(Task details) Are you able to retype all the records below exactly?

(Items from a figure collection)
►

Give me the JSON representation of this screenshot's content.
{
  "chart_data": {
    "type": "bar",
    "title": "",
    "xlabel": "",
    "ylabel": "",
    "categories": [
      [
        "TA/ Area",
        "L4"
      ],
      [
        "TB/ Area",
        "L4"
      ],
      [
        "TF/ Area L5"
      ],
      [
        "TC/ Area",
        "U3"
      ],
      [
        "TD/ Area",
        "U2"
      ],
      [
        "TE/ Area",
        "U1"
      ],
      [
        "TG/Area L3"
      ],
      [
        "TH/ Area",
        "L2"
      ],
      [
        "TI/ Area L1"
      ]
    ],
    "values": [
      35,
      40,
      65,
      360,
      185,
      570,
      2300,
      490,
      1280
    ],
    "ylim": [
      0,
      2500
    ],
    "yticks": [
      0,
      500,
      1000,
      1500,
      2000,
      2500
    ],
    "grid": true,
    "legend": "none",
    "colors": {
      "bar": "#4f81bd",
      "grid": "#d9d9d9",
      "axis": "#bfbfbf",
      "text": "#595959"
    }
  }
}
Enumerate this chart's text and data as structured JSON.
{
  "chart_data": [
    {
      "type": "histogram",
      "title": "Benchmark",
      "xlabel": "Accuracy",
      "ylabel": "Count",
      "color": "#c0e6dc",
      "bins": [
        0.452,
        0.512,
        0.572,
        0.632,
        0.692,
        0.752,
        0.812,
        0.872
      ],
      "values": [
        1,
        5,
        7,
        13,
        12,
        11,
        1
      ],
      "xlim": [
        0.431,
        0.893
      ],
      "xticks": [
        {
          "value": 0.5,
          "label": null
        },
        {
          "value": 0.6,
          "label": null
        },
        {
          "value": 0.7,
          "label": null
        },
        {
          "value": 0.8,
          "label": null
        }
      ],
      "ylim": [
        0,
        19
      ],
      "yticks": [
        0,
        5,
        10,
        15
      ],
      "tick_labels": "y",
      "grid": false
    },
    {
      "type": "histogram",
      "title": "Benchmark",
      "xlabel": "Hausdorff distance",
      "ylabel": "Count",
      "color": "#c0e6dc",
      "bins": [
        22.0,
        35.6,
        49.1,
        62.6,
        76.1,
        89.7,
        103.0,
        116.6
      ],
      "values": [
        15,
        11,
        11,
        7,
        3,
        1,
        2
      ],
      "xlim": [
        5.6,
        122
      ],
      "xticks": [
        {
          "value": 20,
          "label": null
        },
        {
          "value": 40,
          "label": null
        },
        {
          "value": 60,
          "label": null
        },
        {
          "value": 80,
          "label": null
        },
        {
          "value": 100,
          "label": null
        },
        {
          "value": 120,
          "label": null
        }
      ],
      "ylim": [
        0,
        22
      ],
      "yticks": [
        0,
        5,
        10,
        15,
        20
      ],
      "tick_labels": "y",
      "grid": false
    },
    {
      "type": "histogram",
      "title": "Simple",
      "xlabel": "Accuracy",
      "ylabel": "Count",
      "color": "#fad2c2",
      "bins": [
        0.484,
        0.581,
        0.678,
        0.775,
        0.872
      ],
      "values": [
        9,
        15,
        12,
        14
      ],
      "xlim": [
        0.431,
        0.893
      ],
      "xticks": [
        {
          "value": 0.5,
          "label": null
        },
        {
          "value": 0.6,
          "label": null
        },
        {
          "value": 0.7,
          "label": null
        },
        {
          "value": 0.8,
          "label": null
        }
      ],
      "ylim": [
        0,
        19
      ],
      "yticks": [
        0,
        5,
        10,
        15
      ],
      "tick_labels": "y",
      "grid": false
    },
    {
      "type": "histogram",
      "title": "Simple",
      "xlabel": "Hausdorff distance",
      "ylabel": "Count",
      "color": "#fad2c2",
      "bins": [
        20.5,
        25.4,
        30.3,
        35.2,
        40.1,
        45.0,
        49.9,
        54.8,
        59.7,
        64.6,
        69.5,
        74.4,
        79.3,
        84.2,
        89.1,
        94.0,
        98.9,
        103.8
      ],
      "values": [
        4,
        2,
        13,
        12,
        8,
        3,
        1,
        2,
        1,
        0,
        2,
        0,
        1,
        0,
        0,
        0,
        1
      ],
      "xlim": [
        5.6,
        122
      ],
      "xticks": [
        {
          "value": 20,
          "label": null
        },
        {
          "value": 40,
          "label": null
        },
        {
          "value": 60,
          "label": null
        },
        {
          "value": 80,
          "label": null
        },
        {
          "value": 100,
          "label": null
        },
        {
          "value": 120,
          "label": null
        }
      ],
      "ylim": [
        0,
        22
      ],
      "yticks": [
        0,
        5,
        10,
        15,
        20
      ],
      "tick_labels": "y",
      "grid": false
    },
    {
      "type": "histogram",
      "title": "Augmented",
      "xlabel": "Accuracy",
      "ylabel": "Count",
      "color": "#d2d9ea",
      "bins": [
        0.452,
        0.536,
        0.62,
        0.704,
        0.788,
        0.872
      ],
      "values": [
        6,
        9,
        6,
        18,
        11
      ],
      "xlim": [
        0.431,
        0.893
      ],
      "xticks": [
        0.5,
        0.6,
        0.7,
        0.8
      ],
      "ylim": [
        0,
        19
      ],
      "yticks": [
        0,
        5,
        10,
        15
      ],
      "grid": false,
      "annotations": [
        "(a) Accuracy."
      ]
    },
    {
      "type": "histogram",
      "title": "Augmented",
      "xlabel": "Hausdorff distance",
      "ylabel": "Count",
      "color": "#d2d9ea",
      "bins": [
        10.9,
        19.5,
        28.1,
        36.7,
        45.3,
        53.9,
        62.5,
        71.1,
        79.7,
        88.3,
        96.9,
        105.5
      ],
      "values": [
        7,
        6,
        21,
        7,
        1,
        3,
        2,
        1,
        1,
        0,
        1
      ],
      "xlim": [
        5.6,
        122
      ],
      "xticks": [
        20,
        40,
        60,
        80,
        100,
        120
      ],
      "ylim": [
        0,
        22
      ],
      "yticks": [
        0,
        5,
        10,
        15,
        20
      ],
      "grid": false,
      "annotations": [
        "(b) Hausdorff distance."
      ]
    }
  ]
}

◄

(Result of this task)
Give me the JSON representation of this screenshot's content.
{
  "chart_data": {
    "type": "bar",
    "title": "",
    "xlabel": "",
    "ylabel": "",
    "categories": [
      [
        "TA/ Area",
        "L4"
      ],
      [
        "TB/ Area",
        "L4"
      ],
      [
        "TF/ Area L5"
      ],
      [
        "TC/ Area",
        "U3"
      ],
      [
        "TD/ Area",
        "U2"
      ],
      [
        "TE/ Area",
        "U1"
      ],
      [
        "TG/Area L3"
      ],
      [
        "TH/ Area",
        "L2"
      ],
      [
        "TI/ Area L1"
      ]
    ],
    "values": [
      35,
      40,
      65,
      360,
      185,
      570,
      2300,
      490,
      1280
    ],
    "ylim": [
      0,
      2500
    ],
    "yticks": [
      0,
      500,
      1000,
      1500,
      2000,
      2500
    ],
    "grid": true,
    "legend": "none",
    "colors": {
      "bar": "#4f81bd",
      "grid": "#d9d9d9",
      "axis": "#bfbfbf",
      "text": "#595959"
    }
  }
}
Enumerate this chart's text and data as structured JSON.
{
  "chart_data": [
    {
      "type": "histogram",
      "title": "Benchmark",
      "xlabel": "Accuracy",
      "ylabel": "Count",
      "color": "#c0e6dc",
      "bins": [
        0.452,
        0.512,
        0.572,
        0.632,
        0.692,
        0.752,
        0.812,
        0.872
      ],
      "values": [
        1,
        5,
        7,
        13,
        12,
        11,
        1
      ],
      "xlim": [
        0.431,
        0.893
      ],
      "xticks": [
        {
          "value": 0.5,
          "label": null
        },
        {
          "value": 0.6,
          "label": null
        },
        {
          "value": 0.7,
          "label": null
        },
        {
          "value": 0.8,
          "label": null
        }
      ],
      "ylim": [
        0,
        19
      ],
      "yticks": [
        0,
        5,
        10,
        15
      ],
      "tick_labels": "y",
      "grid": false
    },
    {
      "type": "histogram",
      "title": "Benchmark",
      "xlabel": "Hausdorff distance",
      "ylabel": "Count",
      "color": "#c0e6dc",
      "bins": [
        22.0,
        35.6,
        49.1,
        62.6,
        76.1,
        89.7,
        103.0,
        116.6
      ],
      "values": [
        15,
        11,
        11,
        7,
        3,
        1,
        2
      ],
      "xlim": [
        5.6,
        122
      ],
      "xticks": [
        {
          "value": 20,
          "label": null
        },
        {
          "value": 40,
          "label": null
        },
        {
          "value": 60,
          "label": null
        },
        {
          "value": 80,
          "label": null
        },
        {
          "value": 100,
          "label": null
        },
        {
          "value": 120,
          "label": null
        }
      ],
      "ylim": [
        0,
        22
      ],
      "yticks": [
        0,
        5,
        10,
        15,
        20
      ],
      "tick_labels": "y",
      "grid": false
    },
    {
      "type": "histogram",
      "title": "Simple",
      "xlabel": "Accuracy",
      "ylabel": "Count",
      "color": "#fad2c2",
      "bins": [
        0.484,
        0.581,
        0.678,
        0.775,
        0.872
      ],
      "values": [
        9,
        15,
        12,
        14
      ],
      "xlim": [
        0.431,
        0.893
      ],
      "xticks": [
        {
          "value": 0.5,
          "label": null
        },
        {
          "value": 0.6,
          "label": null
        },
        {
          "value": 0.7,
          "label": null
        },
        {
          "value": 0.8,
          "label": null
        }
      ],
      "ylim": [
        0,
        19
      ],
      "yticks": [
        0,
        5,
        10,
        15
      ],
      "tick_labels": "y",
      "grid": false
    },
    {
      "type": "histogram",
      "title": "Simple",
      "xlabel": "Hausdorff distance",
      "ylabel": "Count",
      "color": "#fad2c2",
      "bins": [
        20.5,
        25.4,
        30.3,
        35.2,
        40.1,
        45.0,
        49.9,
        54.8,
        59.7,
        64.6,
        69.5,
        74.4,
        79.3,
        84.2,
        89.1,
        94.0,
        98.9,
        103.8
      ],
      "values": [
        4,
        2,
        13,
        12,
        8,
        3,
        1,
        2,
        1,
        0,
        2,
        0,
        1,
        0,
        0,
        0,
        1
      ],
      "xlim": [
        5.6,
        122
      ],
      "xticks": [
        {
          "value": 20,
          "label": null
        },
        {
          "value": 40,
          "label": null
        },
        {
          "value": 60,
          "label": null
        },
        {
          "value": 80,
          "label": null
        },
        {
          "value": 100,
          "label": null
        },
        {
          "value": 120,
          "label": null
        }
      ],
      "ylim": [
        0,
        22
      ],
      "yticks": [
        0,
        5,
        10,
        15,
        20
      ],
      "tick_labels": "y",
      "grid": false
    },
    {
      "type": "histogram",
      "title": "Augmented",
      "xlabel": "Accuracy",
      "ylabel": "Count",
      "color": "#d2d9ea",
      "bins": [
        0.452,
        0.536,
        0.62,
        0.704,
        0.788,
        0.872
      ],
      "values": [
        6,
        9,
        6,
        18,
        11
      ],
      "xlim": [
        0.431,
        0.893
      ],
      "xticks": [
        0.5,
        0.6,
        0.7,
        0.8
      ],
      "ylim": [
        0,
        19
      ],
      "yticks": [
        0,
        5,
        10,
        15
      ],
      "grid": false,
      "annotations": [
        "(a) Accuracy."
      ]
    },
    {
      "type": "histogram",
      "title": "Augmented",
      "xlabel": "Hausdorff distance",
      "ylabel": "Count",
      "color": "#d2d9ea",
      "bins": [
        10.9,
        19.5,
        28.1,
        36.7,
        45.3,
        53.9,
        62.5,
        71.1,
        79.7,
        88.3,
        96.9,
        105.5
      ],
      "values": [
        7,
        6,
        21,
        7,
        1,
        3,
        2,
        1,
        1,
        0,
        1
      ],
      "xlim": [
        5.6,
        122
      ],
      "xticks": [
        20,
        40,
        60,
        80,
        100,
        120
      ],
      "ylim": [
        0,
        22
      ],
      "yticks": [
        0,
        5,
        10,
        15,
        20
      ],
      "grid": false,
      "annotations": [
        "(b) Hausdorff distance."
      ]
    }
  ]
}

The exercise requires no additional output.